WHAT THIS EXERCISE ASKS:
[1] According to the text on Sleepy Creek Wildlife Management Area, how large is Sleepy Creek Lake?
[2] Pick up the text on Sleepy Creek Wildlife Management Area after its final sentence and carry it forward.

SELECTION:
____
State Wildlife Management Area in Berkeley and Morgan counties, West Virginia

Sleepy Creek Wildlife Management Area is located in Morgan and Berkeley Counties in West Virginia's Eastern Panhandle. It encompasses 22928 acre, mostly covered with mixed oak and pine forest, although about 3500 acre are covered with mixed hardwoods. The 205 acre Sleepy Creek Lake is located entirely within the WMA.

==Location==
To access Sleepy Creek WMA from Berkeley Springs, follow U.S. Route 522 south to Winchester Grade Road and follow Winchester Grade Road 12 mi to Shanghai Road. Follow east on Shanghai Road into the WMA.

From Martinsburg, follow WV Route 9 about 9 mi west to Back Creek Valley Road. From the intersection with WV Route 9, follow Back Creek Valley Road south about 7 mi to Sleepy Creek Road. Follow Sleepy Creek Road west into the WMA.
____
PROVIDED INFORMATION:
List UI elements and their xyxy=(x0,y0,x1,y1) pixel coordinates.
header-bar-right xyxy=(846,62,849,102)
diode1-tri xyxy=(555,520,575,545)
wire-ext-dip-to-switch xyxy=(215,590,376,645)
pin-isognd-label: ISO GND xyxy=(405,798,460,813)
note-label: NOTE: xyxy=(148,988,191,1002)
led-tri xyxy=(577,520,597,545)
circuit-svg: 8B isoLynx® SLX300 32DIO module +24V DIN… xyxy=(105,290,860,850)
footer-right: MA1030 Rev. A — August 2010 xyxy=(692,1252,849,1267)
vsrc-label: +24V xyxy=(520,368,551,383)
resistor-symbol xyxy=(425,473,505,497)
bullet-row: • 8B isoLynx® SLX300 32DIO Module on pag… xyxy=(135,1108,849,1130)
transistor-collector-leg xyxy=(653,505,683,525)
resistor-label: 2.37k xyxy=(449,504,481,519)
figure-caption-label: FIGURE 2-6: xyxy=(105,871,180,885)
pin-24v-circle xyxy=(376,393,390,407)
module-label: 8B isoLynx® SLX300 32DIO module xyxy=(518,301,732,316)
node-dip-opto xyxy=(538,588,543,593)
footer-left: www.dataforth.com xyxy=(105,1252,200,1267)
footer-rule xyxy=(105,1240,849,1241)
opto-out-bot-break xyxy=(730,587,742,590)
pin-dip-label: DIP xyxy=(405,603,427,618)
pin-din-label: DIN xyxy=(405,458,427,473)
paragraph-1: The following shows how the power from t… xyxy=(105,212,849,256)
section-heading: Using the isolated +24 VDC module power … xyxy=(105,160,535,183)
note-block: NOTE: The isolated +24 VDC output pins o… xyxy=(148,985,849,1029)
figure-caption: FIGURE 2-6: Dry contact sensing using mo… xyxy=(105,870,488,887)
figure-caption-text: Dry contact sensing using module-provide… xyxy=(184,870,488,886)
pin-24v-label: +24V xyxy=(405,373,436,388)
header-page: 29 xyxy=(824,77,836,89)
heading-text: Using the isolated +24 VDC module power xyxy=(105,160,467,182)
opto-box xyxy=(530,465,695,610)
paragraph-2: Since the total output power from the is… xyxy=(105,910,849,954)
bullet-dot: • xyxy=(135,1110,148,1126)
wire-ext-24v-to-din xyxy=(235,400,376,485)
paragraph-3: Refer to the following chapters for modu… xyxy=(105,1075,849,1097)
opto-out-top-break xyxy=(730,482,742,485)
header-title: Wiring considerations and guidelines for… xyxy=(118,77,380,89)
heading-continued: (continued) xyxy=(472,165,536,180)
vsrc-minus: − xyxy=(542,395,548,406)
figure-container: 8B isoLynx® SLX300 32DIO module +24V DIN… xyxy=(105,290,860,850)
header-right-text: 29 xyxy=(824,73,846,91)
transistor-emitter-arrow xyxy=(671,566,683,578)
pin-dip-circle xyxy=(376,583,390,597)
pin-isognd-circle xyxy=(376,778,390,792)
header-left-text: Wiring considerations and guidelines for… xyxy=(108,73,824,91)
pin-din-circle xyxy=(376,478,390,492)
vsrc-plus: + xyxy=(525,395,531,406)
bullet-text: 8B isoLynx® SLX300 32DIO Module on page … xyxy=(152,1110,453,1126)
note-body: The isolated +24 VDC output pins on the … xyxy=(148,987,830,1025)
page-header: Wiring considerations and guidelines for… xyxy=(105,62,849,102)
____
ANSWERS IN ORDER:
[1] 205 acres.

[2]
==Recreation==
Hunting opportunities in Sleepy Creek WMA include white-tailed deer, ruffed grouse, eastern gray squirrel, and wild turkey. Trapping opportunities can include bobcat, red fox, and raccoon.

Fishing opportunities in the 205 acre Sleepy Creek Lake include largemouth bass, bluegill, crappie, and northern pike.

Seventy-five primitive camping sites are provided at the WMA. Trailers over 17 ft feet long should not be brought into the WMA due to the narrow gravel access road.